#### Texte fourni:
────────

L'homme gribouillé (couverture)Quand j’ai feuilleté ce roman graphique dont j’avais entendu le plus grand bien, j’ai été quelque peu dubitative notamment face à ce dessin très léché et ces grandes pages grisées. Mais une fois ma lecture entamée, quel plaisir, quelle cavalcade, quelle lecture captivante !

Entre meurtres et touche fantastique, nous plongeons surtout dans des secrets de famille. De Maud, la grand-mère excentrique, écrivaine à succès, à Clara, l’adolescente au talent de conteuse déjà affirmé en passant par sa mère, Betty et ses crises d’aphasie, quels non-dits entre ces trois générations ? Quels mystères ? Tout bascule le jour où Betty et Clara découvrent qu’un corbeau fait chanter Maud. Pourquoi ? Et qui est-il, cet affreux emplumé à l’aura surnaturelle ?

────────

#### Quelques lignes:
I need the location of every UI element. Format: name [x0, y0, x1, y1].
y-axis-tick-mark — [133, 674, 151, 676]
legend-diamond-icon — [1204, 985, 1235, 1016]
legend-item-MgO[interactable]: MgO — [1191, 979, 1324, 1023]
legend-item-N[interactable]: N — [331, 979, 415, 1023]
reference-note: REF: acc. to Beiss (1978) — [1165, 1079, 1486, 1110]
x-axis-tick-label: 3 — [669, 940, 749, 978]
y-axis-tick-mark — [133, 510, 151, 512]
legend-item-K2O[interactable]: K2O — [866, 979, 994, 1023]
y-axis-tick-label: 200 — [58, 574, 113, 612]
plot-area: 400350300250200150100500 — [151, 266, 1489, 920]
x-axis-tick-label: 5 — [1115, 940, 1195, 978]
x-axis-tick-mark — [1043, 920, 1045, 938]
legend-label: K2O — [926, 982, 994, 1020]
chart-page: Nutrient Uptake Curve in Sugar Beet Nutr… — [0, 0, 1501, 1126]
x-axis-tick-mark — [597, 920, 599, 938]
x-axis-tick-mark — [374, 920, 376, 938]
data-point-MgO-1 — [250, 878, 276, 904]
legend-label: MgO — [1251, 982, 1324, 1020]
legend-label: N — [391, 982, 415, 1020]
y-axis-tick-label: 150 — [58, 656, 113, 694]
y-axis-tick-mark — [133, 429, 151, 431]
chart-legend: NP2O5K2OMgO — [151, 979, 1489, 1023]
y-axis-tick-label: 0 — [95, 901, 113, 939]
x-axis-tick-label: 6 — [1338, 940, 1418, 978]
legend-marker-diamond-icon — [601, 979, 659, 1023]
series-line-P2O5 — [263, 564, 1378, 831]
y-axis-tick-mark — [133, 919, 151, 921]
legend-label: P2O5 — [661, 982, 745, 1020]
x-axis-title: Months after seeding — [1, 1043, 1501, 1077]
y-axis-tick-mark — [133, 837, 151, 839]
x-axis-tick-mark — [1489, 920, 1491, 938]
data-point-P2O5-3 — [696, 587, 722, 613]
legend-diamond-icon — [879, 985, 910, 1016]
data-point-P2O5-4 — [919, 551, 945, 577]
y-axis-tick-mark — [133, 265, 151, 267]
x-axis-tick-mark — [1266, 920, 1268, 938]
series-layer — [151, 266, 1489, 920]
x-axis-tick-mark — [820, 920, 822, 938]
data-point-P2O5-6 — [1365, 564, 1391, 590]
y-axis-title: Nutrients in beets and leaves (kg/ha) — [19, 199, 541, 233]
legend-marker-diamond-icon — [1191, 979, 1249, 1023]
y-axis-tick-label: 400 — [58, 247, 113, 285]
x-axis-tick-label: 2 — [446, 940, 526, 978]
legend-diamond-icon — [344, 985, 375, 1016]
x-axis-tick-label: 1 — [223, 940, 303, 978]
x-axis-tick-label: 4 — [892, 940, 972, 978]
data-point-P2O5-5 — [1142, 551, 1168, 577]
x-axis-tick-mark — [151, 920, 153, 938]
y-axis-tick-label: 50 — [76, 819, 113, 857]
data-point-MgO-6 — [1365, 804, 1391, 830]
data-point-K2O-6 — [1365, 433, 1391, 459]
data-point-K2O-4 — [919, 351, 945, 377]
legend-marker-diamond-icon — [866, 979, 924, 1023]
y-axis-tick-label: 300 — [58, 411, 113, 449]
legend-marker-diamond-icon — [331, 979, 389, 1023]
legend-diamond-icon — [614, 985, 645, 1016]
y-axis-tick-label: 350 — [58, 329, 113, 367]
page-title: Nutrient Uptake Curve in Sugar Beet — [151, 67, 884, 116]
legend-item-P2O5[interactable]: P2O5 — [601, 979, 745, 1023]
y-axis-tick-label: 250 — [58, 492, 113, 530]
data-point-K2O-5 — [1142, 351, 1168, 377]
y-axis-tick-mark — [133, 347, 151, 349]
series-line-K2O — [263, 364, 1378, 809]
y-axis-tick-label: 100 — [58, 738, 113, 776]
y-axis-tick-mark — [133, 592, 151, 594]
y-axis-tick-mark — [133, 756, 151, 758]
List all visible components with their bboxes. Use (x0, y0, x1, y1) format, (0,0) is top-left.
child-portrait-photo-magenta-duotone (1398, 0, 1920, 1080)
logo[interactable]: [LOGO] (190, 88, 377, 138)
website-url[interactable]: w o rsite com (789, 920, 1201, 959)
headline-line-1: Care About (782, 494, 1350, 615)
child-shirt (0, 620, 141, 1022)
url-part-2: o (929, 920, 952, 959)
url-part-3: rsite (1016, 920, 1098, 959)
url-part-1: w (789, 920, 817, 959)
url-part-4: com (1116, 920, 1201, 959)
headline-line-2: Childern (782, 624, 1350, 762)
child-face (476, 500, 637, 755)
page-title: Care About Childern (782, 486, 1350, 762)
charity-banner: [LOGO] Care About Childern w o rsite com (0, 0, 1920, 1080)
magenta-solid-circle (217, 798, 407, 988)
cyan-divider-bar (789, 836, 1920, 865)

────────

#### Consignes:
(1) Répondez à ces questions sur la critique de L'homme gribouillé :
(a) Quels éléments graphiques ont d'abord laissé la lecture dubitative au feuilletage ?
(b) Quelle profession exerce Maud ?
(c) Qu'est-ce que Betty et Clara découvrent au sujet de Maud ?
(2) Prolongez la critique de L'homme gribouillé en reprenant juste après sa dernière phrase.
Ces lignes sont tirées d'une autre source.

#### Corrigé:
(1)
(a) Le dessin très léché et les grandes pages grisées.
(b) Elle est écrivaine à succès.
(c) Elles découvrent qu'un corbeau fait chanter Maud.

(2)
Mère et fille se lancent en quête de leur identité et de l’histoire de leurs ancêtres en allant de rencontres en rencontres, de la pluie parisienne aux brumes doubistes. Leur parcours sera jalonné par des personnages certainement atypiques et parfois un peu louches. Max Corbeau est d’abord simplement inquiétant (un peu comme le Sans-Visage du Voyage de Chihiro) sous son masque et son chapeau, mais devient peu à peu franchement terrifiant et chacune de ses apparitions suscite un petit frisson de plaisir et d’appréhension mêlés.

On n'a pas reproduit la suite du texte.